____ Dataset entries

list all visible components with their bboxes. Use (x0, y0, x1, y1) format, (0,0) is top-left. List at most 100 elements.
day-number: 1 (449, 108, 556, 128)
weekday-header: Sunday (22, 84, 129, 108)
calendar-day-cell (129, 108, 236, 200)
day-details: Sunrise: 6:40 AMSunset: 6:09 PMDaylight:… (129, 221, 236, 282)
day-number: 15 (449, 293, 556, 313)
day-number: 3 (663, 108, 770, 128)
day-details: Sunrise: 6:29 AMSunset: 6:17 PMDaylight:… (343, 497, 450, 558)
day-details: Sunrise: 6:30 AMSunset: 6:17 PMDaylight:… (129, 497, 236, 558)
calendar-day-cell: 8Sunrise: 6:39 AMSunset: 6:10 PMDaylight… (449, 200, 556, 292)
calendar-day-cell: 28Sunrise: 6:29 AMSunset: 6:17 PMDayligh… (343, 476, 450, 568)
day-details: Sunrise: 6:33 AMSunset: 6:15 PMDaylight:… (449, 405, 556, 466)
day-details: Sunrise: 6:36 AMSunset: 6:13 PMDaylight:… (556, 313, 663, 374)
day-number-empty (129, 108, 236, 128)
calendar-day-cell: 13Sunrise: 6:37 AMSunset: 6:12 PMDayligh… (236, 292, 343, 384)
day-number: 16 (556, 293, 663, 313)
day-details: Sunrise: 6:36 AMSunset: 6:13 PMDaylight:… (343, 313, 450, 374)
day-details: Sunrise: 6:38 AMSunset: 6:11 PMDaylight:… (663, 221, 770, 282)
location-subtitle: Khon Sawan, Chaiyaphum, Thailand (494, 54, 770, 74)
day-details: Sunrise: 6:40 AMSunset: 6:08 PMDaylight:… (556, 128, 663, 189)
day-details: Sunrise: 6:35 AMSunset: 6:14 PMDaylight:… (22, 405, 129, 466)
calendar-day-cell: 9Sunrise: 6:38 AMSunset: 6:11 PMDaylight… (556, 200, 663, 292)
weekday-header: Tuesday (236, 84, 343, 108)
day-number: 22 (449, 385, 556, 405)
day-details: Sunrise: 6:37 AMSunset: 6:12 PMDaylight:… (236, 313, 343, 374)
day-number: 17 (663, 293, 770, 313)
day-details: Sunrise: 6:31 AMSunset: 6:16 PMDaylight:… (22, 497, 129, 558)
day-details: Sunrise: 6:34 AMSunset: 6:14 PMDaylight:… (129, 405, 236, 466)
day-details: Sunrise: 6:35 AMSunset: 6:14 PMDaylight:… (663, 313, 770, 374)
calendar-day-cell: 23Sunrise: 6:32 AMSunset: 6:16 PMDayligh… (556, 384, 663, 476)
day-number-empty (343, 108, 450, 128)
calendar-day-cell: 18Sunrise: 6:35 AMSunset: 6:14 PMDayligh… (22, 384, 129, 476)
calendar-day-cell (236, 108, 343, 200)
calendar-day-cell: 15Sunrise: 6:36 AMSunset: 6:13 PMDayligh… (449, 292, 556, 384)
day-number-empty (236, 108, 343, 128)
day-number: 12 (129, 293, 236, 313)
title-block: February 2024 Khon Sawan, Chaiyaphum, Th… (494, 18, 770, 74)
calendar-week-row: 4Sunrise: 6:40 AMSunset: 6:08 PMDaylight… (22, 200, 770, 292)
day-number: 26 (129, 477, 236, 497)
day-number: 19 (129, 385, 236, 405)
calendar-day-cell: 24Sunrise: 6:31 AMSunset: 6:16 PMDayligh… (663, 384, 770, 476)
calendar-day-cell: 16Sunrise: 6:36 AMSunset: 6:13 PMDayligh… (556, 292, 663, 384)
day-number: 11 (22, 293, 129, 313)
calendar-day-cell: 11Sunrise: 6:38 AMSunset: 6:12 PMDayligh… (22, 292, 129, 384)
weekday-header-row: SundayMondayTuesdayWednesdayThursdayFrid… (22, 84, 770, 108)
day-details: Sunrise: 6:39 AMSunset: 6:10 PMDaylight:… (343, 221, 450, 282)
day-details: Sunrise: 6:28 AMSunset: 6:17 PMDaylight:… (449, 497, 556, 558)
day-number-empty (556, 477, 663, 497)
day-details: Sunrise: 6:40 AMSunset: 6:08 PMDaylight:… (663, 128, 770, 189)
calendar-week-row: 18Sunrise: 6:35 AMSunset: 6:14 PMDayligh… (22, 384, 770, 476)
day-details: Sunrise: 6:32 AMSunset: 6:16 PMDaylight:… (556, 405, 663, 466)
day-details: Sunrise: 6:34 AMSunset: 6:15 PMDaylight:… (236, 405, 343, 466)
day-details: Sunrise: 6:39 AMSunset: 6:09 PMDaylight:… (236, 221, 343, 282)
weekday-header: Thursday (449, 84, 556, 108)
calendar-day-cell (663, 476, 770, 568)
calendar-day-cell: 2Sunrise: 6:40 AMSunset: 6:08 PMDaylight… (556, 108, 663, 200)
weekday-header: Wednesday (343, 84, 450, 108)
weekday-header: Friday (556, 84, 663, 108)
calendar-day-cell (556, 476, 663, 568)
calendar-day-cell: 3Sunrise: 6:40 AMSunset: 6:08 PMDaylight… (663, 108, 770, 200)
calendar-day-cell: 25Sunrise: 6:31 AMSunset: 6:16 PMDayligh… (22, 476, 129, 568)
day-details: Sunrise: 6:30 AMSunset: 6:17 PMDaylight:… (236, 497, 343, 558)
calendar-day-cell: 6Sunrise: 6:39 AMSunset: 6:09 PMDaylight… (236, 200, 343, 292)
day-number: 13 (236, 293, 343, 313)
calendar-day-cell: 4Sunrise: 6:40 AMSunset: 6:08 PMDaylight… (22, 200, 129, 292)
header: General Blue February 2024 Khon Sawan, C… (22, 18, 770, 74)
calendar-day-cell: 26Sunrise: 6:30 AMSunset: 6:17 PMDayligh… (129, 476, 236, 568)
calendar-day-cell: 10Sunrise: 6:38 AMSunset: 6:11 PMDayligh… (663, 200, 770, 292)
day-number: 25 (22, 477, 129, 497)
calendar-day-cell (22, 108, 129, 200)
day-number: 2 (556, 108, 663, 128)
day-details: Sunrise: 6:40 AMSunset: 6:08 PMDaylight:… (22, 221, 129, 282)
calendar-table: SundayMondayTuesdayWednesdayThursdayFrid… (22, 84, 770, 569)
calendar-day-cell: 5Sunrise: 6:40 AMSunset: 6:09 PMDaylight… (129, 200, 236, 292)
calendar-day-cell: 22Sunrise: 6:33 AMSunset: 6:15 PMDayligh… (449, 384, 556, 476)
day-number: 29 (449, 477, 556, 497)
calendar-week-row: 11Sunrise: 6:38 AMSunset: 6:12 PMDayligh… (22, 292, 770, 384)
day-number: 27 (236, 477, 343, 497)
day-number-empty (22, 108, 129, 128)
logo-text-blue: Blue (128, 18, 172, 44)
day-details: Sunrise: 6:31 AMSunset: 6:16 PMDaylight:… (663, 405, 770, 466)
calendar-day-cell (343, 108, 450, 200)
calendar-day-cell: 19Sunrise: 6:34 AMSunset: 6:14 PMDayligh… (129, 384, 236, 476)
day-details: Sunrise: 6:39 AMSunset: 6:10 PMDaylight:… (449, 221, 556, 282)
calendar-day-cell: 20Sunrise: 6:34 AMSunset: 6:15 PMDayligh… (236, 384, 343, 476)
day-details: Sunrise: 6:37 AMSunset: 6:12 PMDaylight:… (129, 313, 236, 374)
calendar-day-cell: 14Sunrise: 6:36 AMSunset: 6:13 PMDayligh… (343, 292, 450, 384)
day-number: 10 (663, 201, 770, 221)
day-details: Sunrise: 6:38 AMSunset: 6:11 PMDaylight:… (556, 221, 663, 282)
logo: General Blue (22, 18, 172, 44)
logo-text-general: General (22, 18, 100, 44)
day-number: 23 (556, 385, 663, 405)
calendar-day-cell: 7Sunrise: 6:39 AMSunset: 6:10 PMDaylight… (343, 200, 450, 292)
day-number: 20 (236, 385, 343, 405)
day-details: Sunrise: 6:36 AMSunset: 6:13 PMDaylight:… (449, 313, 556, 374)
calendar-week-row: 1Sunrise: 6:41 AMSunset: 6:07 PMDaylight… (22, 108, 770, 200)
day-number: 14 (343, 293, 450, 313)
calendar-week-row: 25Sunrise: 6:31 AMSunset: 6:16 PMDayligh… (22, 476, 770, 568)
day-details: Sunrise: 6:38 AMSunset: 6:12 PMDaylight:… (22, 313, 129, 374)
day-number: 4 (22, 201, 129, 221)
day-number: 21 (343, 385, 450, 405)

________

What is being asked:
Reproduce the records above word for word, starting with the first line of the records and ending with the line that contains "313, 663, 374)", including that line.

Complete output:
list all visible components with their bboxes. Use (x0, y0, x1, y1) format, (0,0) is top-left. List at most 100 elements.
day-number: 1 (449, 108, 556, 128)
weekday-header: Sunday (22, 84, 129, 108)
calendar-day-cell (129, 108, 236, 200)
day-details: Sunrise: 6:40 AMSunset: 6:09 PMDaylight:… (129, 221, 236, 282)
day-number: 15 (449, 293, 556, 313)
day-number: 3 (663, 108, 770, 128)
day-details: Sunrise: 6:29 AMSunset: 6:17 PMDaylight:… (343, 497, 450, 558)
day-details: Sunrise: 6:30 AMSunset: 6:17 PMDaylight:… (129, 497, 236, 558)
calendar-day-cell: 8Sunrise: 6:39 AMSunset: 6:10 PMDaylight… (449, 200, 556, 292)
calendar-day-cell: 28Sunrise: 6:29 AMSunset: 6:17 PMDayligh… (343, 476, 450, 568)
day-details: Sunrise: 6:33 AMSunset: 6:15 PMDaylight:… (449, 405, 556, 466)
day-details: Sunrise: 6:36 AMSunset: 6:13 PMDaylight:… (556, 313, 663, 374)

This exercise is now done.